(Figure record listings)
Begin

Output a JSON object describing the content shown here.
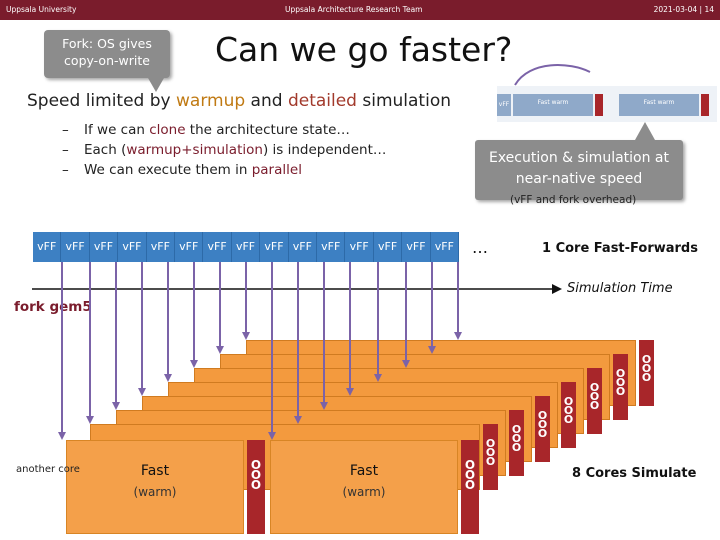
{
  "header": {
    "left": "Uppsala University",
    "center": "Uppsala Architecture Research Team",
    "right": "2021-03-04 | 14"
  },
  "title": "Can we go faster?",
  "callout_fork": "Fork: OS gives copy-on-write",
  "subtitle": {
    "pre": "Speed limited by ",
    "warmup": "warmup",
    "mid": " and ",
    "detailed": "detailed",
    "post": " simulation"
  },
  "bullets": [
    {
      "dash": "–",
      "text_a": "If we can ",
      "accent": "clone",
      "text_b": " the architecture state…"
    },
    {
      "dash": "–",
      "text_a": "Each (",
      "accent": "warmup+simulation",
      "text_b": ") is independent…"
    },
    {
      "dash": "–",
      "text_a": "We can execute them in ",
      "accent": "parallel",
      "text_b": ""
    }
  ],
  "callout_exec": "Execution & simulation at near-native speed",
  "overhead": "(vFF and fork overhead)",
  "thumbnail": {
    "blocks": [
      "vFF",
      "Fast warm",
      "Fast warm"
    ]
  },
  "vff_cells": [
    "vFF",
    "vFF",
    "vFF",
    "vFF",
    "vFF",
    "vFF",
    "vFF",
    "vFF",
    "vFF",
    "vFF",
    "vFF",
    "vFF",
    "vFF",
    "vFF",
    "vFF"
  ],
  "ellipsis": "…",
  "ff_label": "1 Core Fast-Forwards",
  "simtime": "Simulation Time",
  "fork_label": "fork gem5",
  "other_core": "another core",
  "fast_label": "Fast",
  "warm_label": "(warm)",
  "ooo_label": "O O O",
  "cores_label": "8 Cores Simulate",
  "colors": {
    "header": "#7a1c2c",
    "vff": "#3d80c3",
    "sim": "#f39a3e",
    "ooo": "#a8262a",
    "arrow": "#7b63a8"
  }
}
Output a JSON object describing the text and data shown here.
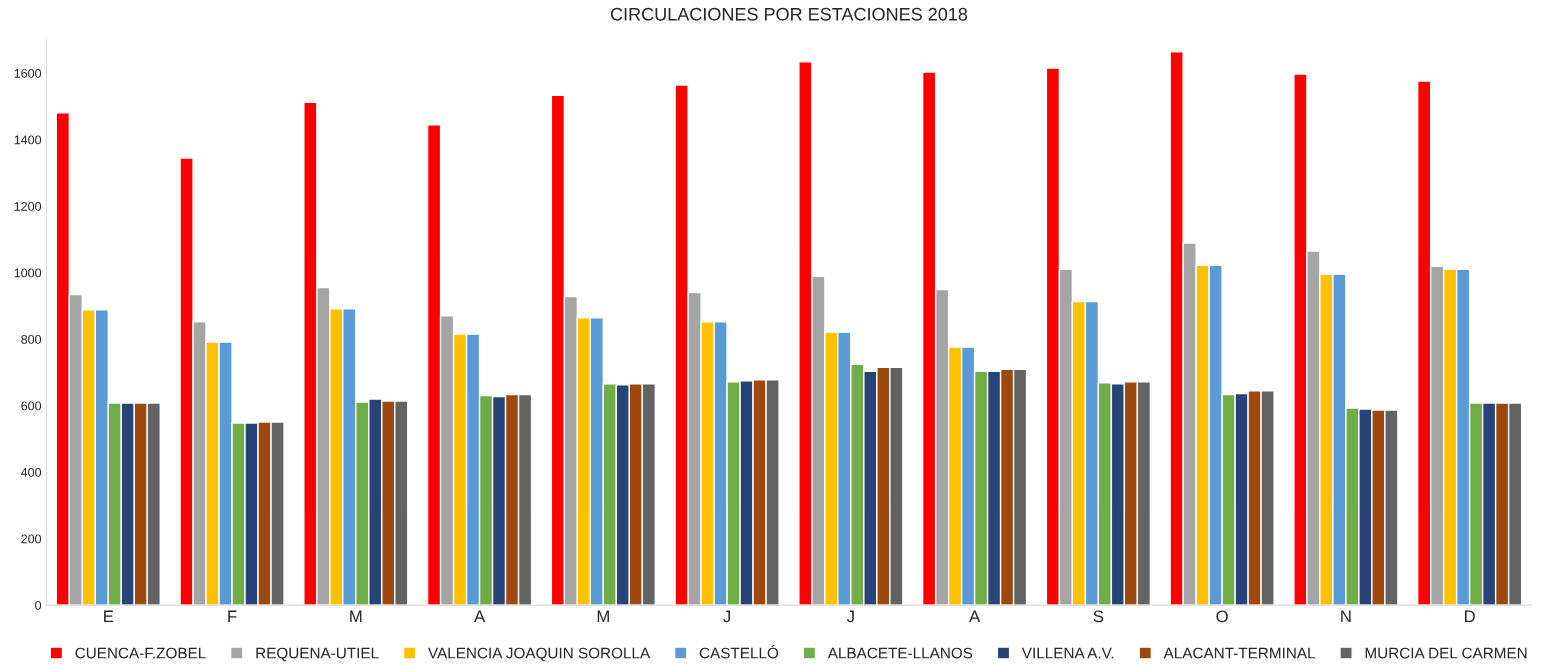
{
  "chart_data": {
    "type": "bar",
    "title": "CIRCULACIONES POR ESTACIONES 2018",
    "categories": [
      "E",
      "F",
      "M",
      "A",
      "M",
      "J",
      "J",
      "A",
      "S",
      "O",
      "N",
      "D"
    ],
    "series": [
      {
        "name": "CUENCA-F.ZOBEL",
        "color": "#ff0000",
        "values": [
          1481,
          1345,
          1512,
          1445,
          1533,
          1564,
          1634,
          1603,
          1615,
          1664,
          1597,
          1576
        ]
      },
      {
        "name": "REQUENA-UTIEL",
        "color": "#a5a5a5",
        "values": [
          934,
          852,
          955,
          870,
          928,
          940,
          989,
          949,
          1010,
          1089,
          1065,
          1019
        ]
      },
      {
        "name": "VALENCIA JOAQUIN SOROLLA",
        "color": "#ffc000",
        "values": [
          888,
          791,
          891,
          815,
          864,
          852,
          821,
          776,
          913,
          1022,
          995,
          1010
        ]
      },
      {
        "name": "CASTELLÓ",
        "color": "#5b9bd5",
        "values": [
          888,
          791,
          891,
          815,
          864,
          852,
          821,
          776,
          913,
          1022,
          995,
          1010
        ]
      },
      {
        "name": "ALBACETE-LLANOS",
        "color": "#70ad47",
        "values": [
          608,
          548,
          611,
          630,
          666,
          672,
          724,
          703,
          669,
          633,
          593,
          608
        ]
      },
      {
        "name": "VILLENA A.V.",
        "color": "#264478",
        "values": [
          608,
          548,
          620,
          627,
          663,
          675,
          703,
          703,
          666,
          636,
          590,
          608
        ]
      },
      {
        "name": "ALACANT-TERMINAL",
        "color": "#9e480e",
        "values": [
          608,
          551,
          614,
          633,
          666,
          678,
          715,
          709,
          672,
          645,
          587,
          608
        ]
      },
      {
        "name": "MURCIA DEL CARMEN",
        "color": "#636363",
        "values": [
          608,
          551,
          614,
          633,
          666,
          678,
          715,
          709,
          672,
          645,
          587,
          608
        ]
      }
    ],
    "ylim": [
      0,
      1700
    ],
    "yticks": [
      0,
      200,
      400,
      600,
      800,
      1000,
      1200,
      1400,
      1600
    ],
    "grid": false,
    "legend": "bottom"
  }
}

End

__PROBLEM REQUIREMENTS__
Find every line of the data that holds the string "accent", then say how many there are and nothing else.

__COMPLETED EXERCISE__
3